→ **Exercise description**: Copy each line in the data that includes the word "Media".

## Begin

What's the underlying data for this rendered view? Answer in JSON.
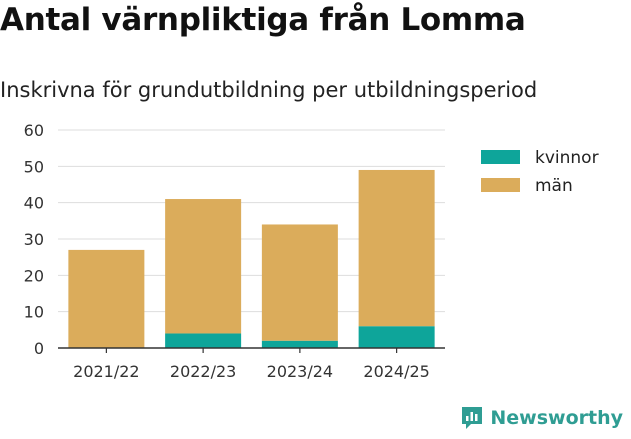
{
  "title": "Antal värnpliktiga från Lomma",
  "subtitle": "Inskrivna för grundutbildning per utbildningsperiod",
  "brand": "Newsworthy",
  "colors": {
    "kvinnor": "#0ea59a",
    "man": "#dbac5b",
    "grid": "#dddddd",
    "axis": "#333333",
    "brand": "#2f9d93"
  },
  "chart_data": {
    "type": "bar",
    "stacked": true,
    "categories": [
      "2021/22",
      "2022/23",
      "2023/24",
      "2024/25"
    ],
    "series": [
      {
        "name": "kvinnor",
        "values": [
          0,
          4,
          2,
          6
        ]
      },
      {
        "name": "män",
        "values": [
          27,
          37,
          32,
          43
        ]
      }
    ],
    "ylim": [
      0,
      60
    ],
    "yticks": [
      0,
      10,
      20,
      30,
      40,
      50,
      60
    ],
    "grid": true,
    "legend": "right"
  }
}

## End
## Begin

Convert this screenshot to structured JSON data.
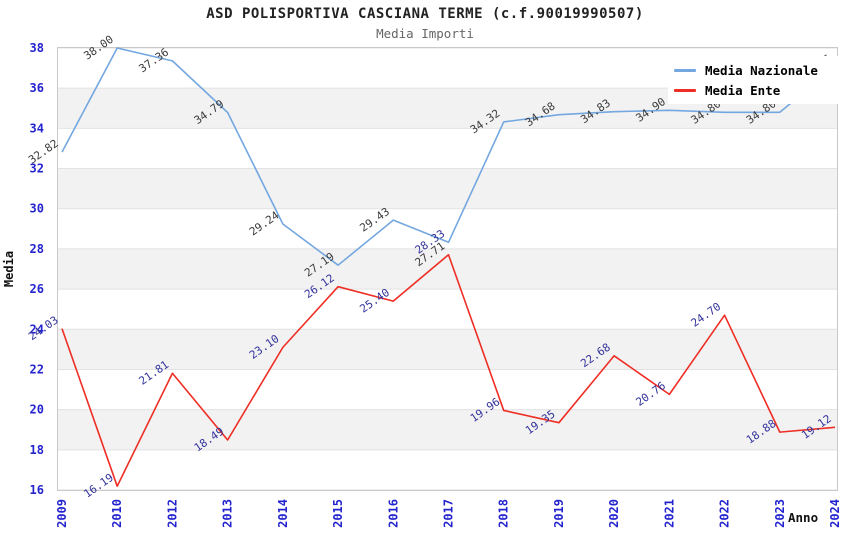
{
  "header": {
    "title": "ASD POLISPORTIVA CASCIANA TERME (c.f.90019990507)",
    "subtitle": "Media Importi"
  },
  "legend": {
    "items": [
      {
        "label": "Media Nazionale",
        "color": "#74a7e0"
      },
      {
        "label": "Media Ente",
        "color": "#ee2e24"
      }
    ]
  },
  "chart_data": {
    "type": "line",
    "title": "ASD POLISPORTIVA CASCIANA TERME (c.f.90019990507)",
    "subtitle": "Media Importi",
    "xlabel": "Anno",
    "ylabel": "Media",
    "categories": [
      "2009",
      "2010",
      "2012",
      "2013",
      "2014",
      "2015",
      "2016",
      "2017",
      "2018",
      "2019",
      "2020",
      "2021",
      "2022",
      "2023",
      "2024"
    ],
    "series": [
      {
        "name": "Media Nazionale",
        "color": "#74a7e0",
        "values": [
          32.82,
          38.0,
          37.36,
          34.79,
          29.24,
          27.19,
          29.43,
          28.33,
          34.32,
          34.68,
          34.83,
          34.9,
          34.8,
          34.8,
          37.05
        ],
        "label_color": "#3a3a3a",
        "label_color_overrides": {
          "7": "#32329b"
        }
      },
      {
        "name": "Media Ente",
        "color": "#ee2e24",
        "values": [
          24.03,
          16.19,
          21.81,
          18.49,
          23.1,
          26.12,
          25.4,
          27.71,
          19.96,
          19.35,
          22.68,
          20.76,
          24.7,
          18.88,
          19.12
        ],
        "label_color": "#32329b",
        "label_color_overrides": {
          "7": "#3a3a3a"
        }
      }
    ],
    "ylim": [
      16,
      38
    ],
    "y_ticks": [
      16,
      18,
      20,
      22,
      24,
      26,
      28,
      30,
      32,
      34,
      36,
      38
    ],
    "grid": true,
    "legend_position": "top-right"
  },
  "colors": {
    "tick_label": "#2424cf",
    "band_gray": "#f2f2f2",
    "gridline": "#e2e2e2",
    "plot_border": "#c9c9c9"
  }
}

## End
## Begin

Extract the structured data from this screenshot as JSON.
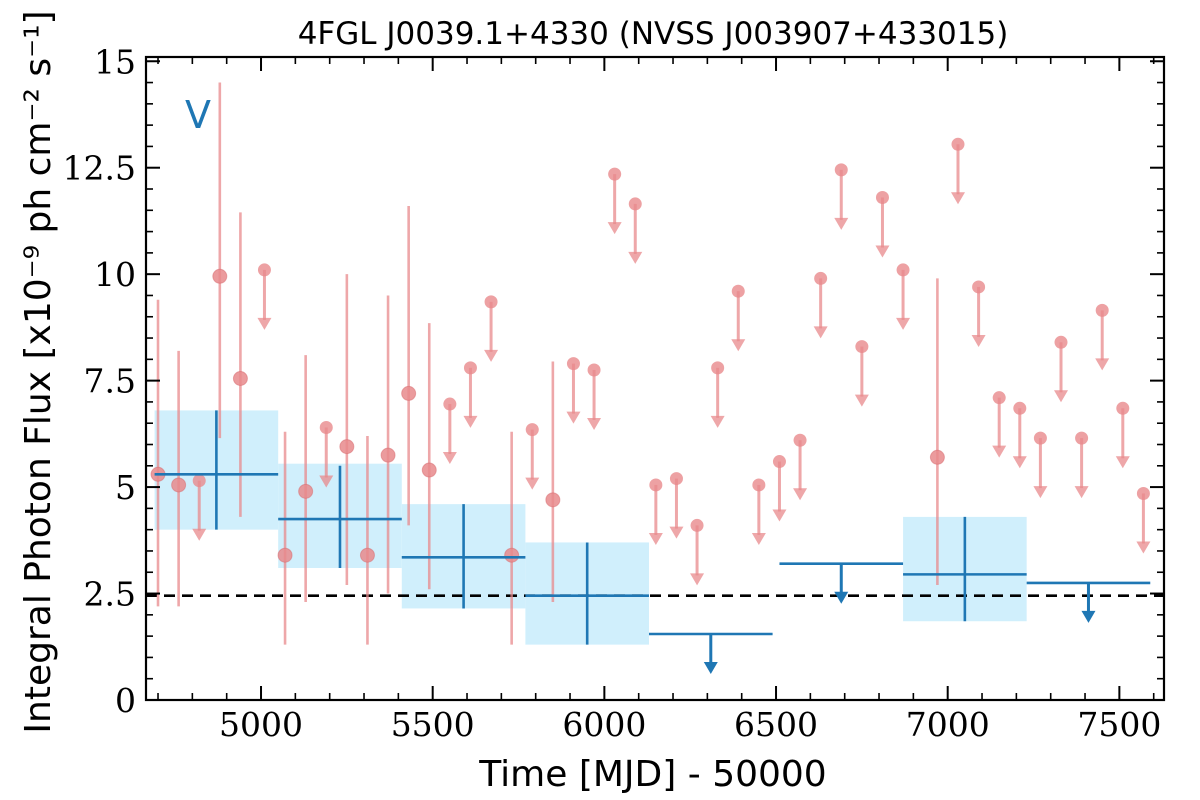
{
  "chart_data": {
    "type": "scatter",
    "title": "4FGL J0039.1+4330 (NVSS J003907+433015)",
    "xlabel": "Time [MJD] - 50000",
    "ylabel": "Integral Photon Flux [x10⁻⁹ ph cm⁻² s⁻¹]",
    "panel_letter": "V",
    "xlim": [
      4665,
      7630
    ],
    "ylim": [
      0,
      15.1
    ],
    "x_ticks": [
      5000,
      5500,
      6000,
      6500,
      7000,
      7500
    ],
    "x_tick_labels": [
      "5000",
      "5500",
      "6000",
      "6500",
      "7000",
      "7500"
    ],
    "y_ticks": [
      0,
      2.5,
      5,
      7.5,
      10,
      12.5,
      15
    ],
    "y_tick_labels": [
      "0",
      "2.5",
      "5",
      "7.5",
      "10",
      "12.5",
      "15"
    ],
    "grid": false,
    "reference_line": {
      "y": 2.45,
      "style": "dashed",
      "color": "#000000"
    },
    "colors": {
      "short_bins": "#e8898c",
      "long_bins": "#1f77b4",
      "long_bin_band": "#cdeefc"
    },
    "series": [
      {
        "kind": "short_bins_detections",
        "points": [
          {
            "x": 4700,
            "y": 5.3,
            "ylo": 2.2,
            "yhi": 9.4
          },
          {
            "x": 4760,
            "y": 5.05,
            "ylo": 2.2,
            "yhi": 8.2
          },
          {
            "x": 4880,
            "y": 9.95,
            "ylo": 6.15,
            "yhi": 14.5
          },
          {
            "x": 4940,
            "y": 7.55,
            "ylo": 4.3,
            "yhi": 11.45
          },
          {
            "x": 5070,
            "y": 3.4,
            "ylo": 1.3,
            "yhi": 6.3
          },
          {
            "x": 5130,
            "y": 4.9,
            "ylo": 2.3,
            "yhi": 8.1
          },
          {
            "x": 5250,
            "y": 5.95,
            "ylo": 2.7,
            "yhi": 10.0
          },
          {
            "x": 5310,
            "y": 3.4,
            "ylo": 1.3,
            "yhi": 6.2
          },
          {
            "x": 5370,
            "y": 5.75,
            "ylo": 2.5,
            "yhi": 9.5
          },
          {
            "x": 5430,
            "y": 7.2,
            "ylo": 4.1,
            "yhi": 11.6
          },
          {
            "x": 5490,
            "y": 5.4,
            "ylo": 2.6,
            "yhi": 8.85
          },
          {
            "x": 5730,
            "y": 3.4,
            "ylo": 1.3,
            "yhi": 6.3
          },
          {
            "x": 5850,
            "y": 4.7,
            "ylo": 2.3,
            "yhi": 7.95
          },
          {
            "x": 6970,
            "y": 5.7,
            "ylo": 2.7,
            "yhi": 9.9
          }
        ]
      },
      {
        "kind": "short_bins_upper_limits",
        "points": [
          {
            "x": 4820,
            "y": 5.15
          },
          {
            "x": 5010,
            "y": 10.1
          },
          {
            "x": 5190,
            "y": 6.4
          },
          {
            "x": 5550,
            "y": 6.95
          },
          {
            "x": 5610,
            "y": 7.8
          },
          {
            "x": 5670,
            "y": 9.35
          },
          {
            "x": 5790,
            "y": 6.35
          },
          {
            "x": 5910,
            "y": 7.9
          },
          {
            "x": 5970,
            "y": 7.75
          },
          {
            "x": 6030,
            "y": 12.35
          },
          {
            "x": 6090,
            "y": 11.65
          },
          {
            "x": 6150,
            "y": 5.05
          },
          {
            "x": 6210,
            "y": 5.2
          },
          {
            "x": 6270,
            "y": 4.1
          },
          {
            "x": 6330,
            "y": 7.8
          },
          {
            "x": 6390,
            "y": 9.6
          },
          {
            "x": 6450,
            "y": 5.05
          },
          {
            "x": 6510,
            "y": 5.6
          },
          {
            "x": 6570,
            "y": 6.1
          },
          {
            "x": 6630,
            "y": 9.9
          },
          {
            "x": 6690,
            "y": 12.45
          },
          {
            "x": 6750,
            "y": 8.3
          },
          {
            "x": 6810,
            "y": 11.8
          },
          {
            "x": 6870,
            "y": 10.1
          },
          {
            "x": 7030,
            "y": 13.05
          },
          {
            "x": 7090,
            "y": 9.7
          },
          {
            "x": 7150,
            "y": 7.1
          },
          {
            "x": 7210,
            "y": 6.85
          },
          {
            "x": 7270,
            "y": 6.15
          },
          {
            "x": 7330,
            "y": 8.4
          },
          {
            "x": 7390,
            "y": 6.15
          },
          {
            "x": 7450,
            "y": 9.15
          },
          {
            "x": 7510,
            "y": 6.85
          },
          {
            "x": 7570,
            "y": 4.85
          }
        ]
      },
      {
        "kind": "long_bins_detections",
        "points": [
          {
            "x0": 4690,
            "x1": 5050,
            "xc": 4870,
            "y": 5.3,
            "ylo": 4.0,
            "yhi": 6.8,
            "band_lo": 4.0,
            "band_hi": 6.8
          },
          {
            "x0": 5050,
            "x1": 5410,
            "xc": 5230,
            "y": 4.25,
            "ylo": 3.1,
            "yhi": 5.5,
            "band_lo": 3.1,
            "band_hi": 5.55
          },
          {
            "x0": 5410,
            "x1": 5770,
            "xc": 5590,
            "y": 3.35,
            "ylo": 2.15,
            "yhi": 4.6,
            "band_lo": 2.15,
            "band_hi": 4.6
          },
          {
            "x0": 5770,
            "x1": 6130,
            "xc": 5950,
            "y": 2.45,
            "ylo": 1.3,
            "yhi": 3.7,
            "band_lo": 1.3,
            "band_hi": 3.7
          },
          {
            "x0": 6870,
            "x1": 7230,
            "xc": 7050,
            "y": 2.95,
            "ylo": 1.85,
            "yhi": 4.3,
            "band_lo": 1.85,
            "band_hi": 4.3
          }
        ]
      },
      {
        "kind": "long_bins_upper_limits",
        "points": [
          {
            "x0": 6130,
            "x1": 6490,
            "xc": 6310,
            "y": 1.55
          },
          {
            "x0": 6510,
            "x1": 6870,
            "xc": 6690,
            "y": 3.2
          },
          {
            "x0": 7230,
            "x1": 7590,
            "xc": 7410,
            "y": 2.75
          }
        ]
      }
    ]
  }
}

## End

→ **Output of the task**:
    "subtitle": "Media Importi"
        "label": "Media Nazionale",
        "label": "Media Ente",
    "subtitle": "Media Importi",
    "ylabel": "Media",
        "name": "Media Nazionale",
        "name": "Media Ente",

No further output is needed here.